[Entries from a dataset]

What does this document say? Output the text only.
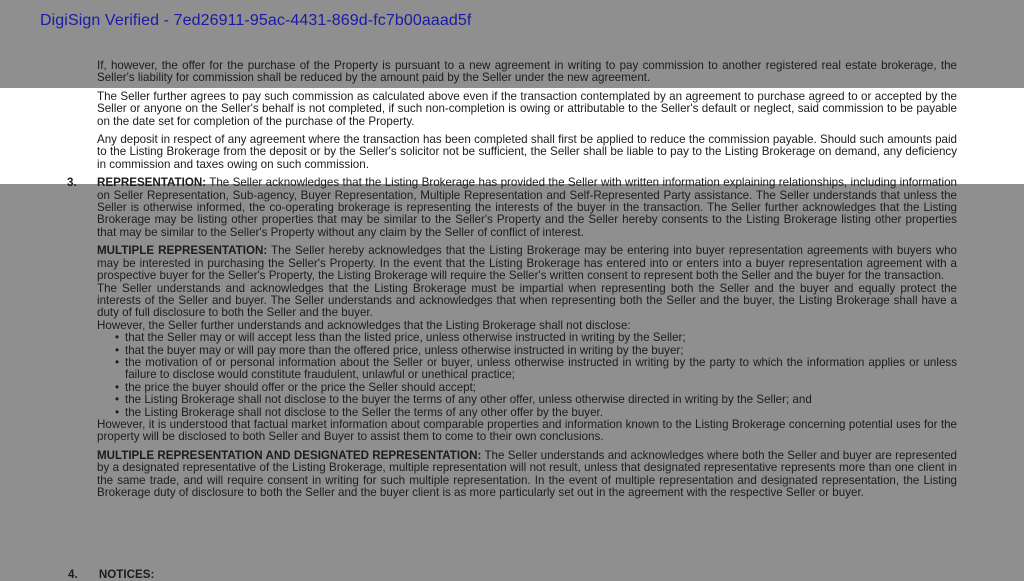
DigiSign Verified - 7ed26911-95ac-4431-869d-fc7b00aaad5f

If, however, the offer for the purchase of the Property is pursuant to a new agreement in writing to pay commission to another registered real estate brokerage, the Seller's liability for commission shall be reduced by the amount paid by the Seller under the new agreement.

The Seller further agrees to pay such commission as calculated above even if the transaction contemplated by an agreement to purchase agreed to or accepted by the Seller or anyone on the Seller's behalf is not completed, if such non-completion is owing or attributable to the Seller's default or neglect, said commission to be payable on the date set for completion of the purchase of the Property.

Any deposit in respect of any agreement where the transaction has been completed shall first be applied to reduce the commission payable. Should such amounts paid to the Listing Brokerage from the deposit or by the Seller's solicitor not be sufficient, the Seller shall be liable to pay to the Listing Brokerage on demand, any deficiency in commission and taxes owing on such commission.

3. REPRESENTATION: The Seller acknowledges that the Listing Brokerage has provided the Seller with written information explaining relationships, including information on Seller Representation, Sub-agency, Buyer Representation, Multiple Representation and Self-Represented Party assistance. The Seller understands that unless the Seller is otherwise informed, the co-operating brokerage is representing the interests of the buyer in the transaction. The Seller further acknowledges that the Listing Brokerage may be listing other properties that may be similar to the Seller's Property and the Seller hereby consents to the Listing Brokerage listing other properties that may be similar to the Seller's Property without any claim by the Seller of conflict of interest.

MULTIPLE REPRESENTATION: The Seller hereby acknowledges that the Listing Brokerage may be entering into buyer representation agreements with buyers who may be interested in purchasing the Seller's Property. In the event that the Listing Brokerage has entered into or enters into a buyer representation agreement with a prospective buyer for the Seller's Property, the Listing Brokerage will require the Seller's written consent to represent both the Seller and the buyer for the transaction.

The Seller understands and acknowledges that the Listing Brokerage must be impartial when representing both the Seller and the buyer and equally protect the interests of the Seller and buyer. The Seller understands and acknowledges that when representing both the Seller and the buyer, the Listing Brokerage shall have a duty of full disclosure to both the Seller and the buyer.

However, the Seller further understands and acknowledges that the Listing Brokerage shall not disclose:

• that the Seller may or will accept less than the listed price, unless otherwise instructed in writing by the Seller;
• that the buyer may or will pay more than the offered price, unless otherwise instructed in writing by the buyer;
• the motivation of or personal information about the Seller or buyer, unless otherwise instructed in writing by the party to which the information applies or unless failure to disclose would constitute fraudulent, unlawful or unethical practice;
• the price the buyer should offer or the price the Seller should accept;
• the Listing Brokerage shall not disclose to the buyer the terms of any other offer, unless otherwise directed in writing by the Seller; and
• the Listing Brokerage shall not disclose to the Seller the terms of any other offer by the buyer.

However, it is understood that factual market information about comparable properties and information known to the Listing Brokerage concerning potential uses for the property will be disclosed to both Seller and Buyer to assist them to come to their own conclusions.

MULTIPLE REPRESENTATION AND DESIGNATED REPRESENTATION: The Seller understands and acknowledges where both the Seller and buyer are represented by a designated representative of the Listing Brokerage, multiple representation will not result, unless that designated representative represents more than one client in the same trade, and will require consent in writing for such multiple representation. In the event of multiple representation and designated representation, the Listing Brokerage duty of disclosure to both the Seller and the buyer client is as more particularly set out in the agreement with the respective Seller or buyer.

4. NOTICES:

Request: Repeat each line of the records above exactly, but do not copy the pictures.

Answer to the problem:
What does this document say? Output the text only.
DigiSign Verified - 7ed26911-95ac-4431-869d-fc7b00aaad5f

If, however, the offer for the purchase of the Property is pursuant to a new agreement in writing to pay commission to another registered real estate brokerage, the Seller's liability for commission shall be reduced by the amount paid by the Seller under the new agreement.

The Seller further agrees to pay such commission as calculated above even if the transaction contemplated by an agreement to purchase agreed to or accepted by the Seller or anyone on the Seller's behalf is not completed, if such non-completion is owing or attributable to the Seller's default or neglect, said commission to be payable on the date set for completion of the purchase of the Property.

Any deposit in respect of any agreement where the transaction has been completed shall first be applied to reduce the commission payable. Should such amounts paid to the Listing Brokerage from the deposit or by the Seller's solicitor not be sufficient, the Seller shall be liable to pay to the Listing Brokerage on demand, any deficiency in commission and taxes owing on such commission.

3. REPRESENTATION: The Seller acknowledges that the Listing Brokerage has provided the Seller with written information explaining relationships, including information on Seller Representation, Sub-agency, Buyer Representation, Multiple Representation and Self-Represented Party assistance. The Seller understands that unless the Seller is otherwise informed, the co-operating brokerage is representing the interests of the buyer in the transaction. The Seller further acknowledges that the Listing Brokerage may be listing other properties that may be similar to the Seller's Property and the Seller hereby consents to the Listing Brokerage listing other properties that may be similar to the Seller's Property without any claim by the Seller of conflict of interest.

MULTIPLE REPRESENTATION: The Seller hereby acknowledges that the Listing Brokerage may be entering into buyer representation agreements with buyers who may be interested in purchasing the Seller's Property. In the event that the Listing Brokerage has entered into or enters into a buyer representation agreement with a prospective buyer for the Seller's Property, the Listing Brokerage will require the Seller's written consent to represent both the Seller and the buyer for the transaction.

The Seller understands and acknowledges that the Listing Brokerage must be impartial when representing both the Seller and the buyer and equally protect the interests of the Seller and buyer. The Seller understands and acknowledges that when representing both the Seller and the buyer, the Listing Brokerage shall have a duty of full disclosure to both the Seller and the buyer.

However, the Seller further understands and acknowledges that the Listing Brokerage shall not disclose:

• that the Seller may or will accept less than the listed price, unless otherwise instructed in writing by the Seller;
• that the buyer may or will pay more than the offered price, unless otherwise instructed in writing by the buyer;
• the motivation of or personal information about the Seller or buyer, unless otherwise instructed in writing by the party to which the information applies or unless failure to disclose would constitute fraudulent, unlawful or unethical practice;
• the price the buyer should offer or the price the Seller should accept;
• the Listing Brokerage shall not disclose to the buyer the terms of any other offer, unless otherwise directed in writing by the Seller; and
• the Listing Brokerage shall not disclose to the Seller the terms of any other offer by the buyer.

However, it is understood that factual market information about comparable properties and information known to the Listing Brokerage concerning potential uses for the property will be disclosed to both Seller and Buyer to assist them to come to their own conclusions.

MULTIPLE REPRESENTATION AND DESIGNATED REPRESENTATION: The Seller understands and acknowledges where both the Seller and buyer are represented by a designated representative of the Listing Brokerage, multiple representation will not result, unless that designated representative represents more than one client in the same trade, and will require consent in writing for such multiple representation. In the event of multiple representation and designated representation, the Listing Brokerage duty of disclosure to both the Seller and the buyer client is as more particularly set out in the agreement with the respective Seller or buyer.

4. NOTICES:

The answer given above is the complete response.